### Stated task
Repeat the entries below exactly as they appear, with no pictures.

### Data provided

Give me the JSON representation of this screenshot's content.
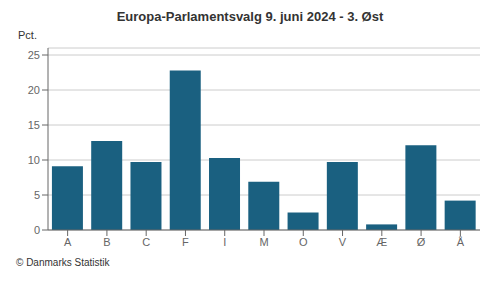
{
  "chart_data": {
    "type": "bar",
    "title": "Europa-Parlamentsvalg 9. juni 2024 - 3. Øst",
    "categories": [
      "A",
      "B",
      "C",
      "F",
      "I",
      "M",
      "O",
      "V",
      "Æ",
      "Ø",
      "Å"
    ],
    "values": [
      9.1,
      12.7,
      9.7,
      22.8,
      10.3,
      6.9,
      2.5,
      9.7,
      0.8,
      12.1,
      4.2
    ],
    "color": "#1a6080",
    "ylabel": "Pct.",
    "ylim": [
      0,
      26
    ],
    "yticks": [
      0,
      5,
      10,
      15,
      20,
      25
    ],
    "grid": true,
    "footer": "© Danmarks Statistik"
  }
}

### Output below
Give me the JSON representation of this screenshot's content.
{
  "chart_data": {
    "type": "bar",
    "title": "Europa-Parlamentsvalg 9. juni 2024 - 3. Øst",
    "categories": [
      "A",
      "B",
      "C",
      "F",
      "I",
      "M",
      "O",
      "V",
      "Æ",
      "Ø",
      "Å"
    ],
    "values": [
      9.1,
      12.7,
      9.7,
      22.8,
      10.3,
      6.9,
      2.5,
      9.7,
      0.8,
      12.1,
      4.2
    ],
    "color": "#1a6080",
    "ylabel": "Pct.",
    "ylim": [
      0,
      26
    ],
    "yticks": [
      0,
      5,
      10,
      15,
      20,
      25
    ],
    "grid": true,
    "footer": "© Danmarks Statistik"
  }
}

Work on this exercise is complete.